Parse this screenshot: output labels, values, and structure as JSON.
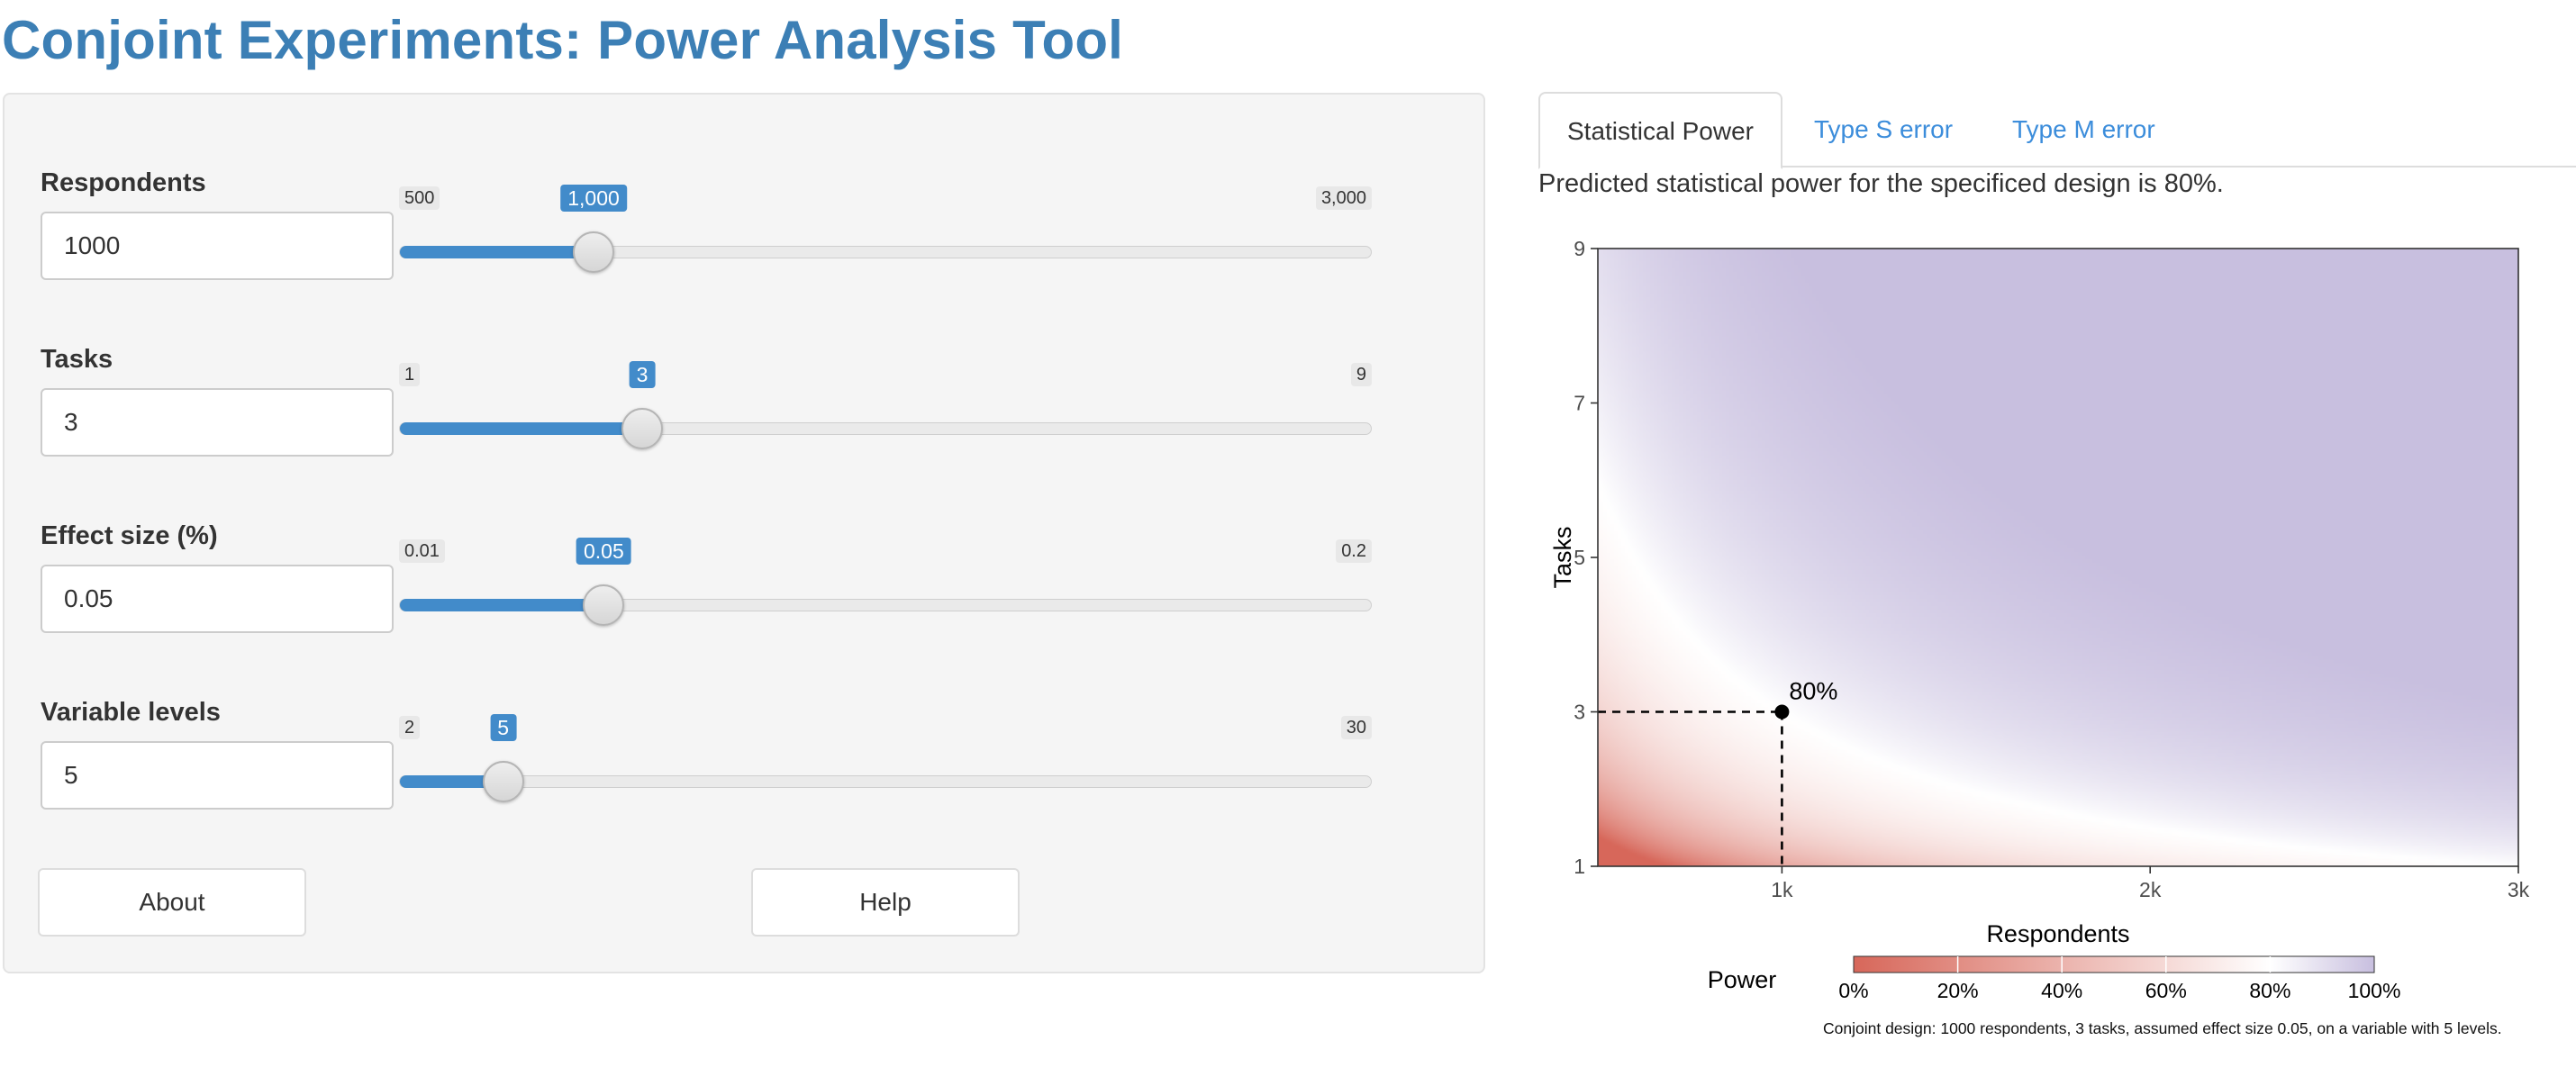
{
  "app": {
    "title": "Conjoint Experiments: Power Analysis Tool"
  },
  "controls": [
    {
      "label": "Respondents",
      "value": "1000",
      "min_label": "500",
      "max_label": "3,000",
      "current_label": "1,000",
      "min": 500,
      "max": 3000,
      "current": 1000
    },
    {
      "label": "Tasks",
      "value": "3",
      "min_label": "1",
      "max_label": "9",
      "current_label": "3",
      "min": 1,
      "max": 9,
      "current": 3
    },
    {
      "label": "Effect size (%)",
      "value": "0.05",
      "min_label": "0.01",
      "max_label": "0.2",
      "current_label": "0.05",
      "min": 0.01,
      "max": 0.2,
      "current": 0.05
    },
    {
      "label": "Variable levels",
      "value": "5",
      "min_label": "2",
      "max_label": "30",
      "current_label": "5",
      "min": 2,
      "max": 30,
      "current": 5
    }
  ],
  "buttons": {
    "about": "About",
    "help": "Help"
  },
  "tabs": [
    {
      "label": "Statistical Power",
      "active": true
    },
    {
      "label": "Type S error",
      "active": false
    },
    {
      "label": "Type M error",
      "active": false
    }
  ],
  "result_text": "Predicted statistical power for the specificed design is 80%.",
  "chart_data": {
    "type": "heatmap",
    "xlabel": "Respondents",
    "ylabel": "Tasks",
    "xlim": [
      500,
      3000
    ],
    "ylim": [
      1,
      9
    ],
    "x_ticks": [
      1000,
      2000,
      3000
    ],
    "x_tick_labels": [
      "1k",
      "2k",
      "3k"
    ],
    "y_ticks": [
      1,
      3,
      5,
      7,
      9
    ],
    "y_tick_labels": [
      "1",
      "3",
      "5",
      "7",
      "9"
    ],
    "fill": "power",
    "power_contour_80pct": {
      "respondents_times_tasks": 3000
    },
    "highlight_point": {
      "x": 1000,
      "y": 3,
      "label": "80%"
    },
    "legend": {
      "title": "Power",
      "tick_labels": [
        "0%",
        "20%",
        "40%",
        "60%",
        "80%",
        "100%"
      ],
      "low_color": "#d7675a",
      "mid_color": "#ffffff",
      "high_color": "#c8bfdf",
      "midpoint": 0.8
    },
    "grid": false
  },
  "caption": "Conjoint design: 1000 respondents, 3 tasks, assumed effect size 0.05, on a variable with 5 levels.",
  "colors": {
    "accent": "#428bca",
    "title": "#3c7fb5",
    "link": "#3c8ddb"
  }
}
━━━━
* Problem to solve *
Are you able to set down all the lines above exactly, without any pictures?

* Reply *
Parse this screenshot: output labels, values, and structure as JSON.
{
  "app": {
    "title": "Conjoint Experiments: Power Analysis Tool"
  },
  "controls": [
    {
      "label": "Respondents",
      "value": "1000",
      "min_label": "500",
      "max_label": "3,000",
      "current_label": "1,000",
      "min": 500,
      "max": 3000,
      "current": 1000
    },
    {
      "label": "Tasks",
      "value": "3",
      "min_label": "1",
      "max_label": "9",
      "current_label": "3",
      "min": 1,
      "max": 9,
      "current": 3
    },
    {
      "label": "Effect size (%)",
      "value": "0.05",
      "min_label": "0.01",
      "max_label": "0.2",
      "current_label": "0.05",
      "min": 0.01,
      "max": 0.2,
      "current": 0.05
    },
    {
      "label": "Variable levels",
      "value": "5",
      "min_label": "2",
      "max_label": "30",
      "current_label": "5",
      "min": 2,
      "max": 30,
      "current": 5
    }
  ],
  "buttons": {
    "about": "About",
    "help": "Help"
  },
  "tabs": [
    {
      "label": "Statistical Power",
      "active": true
    },
    {
      "label": "Type S error",
      "active": false
    },
    {
      "label": "Type M error",
      "active": false
    }
  ],
  "result_text": "Predicted statistical power for the specificed design is 80%.",
  "chart_data": {
    "type": "heatmap",
    "xlabel": "Respondents",
    "ylabel": "Tasks",
    "xlim": [
      500,
      3000
    ],
    "ylim": [
      1,
      9
    ],
    "x_ticks": [
      1000,
      2000,
      3000
    ],
    "x_tick_labels": [
      "1k",
      "2k",
      "3k"
    ],
    "y_ticks": [
      1,
      3,
      5,
      7,
      9
    ],
    "y_tick_labels": [
      "1",
      "3",
      "5",
      "7",
      "9"
    ],
    "fill": "power",
    "power_contour_80pct": {
      "respondents_times_tasks": 3000
    },
    "highlight_point": {
      "x": 1000,
      "y": 3,
      "label": "80%"
    },
    "legend": {
      "title": "Power",
      "tick_labels": [
        "0%",
        "20%",
        "40%",
        "60%",
        "80%",
        "100%"
      ],
      "low_color": "#d7675a",
      "mid_color": "#ffffff",
      "high_color": "#c8bfdf",
      "midpoint": 0.8
    },
    "grid": false
  },
  "caption": "Conjoint design: 1000 respondents, 3 tasks, assumed effect size 0.05, on a variable with 5 levels.",
  "colors": {
    "accent": "#428bca",
    "title": "#3c7fb5",
    "link": "#3c8ddb"
  }
}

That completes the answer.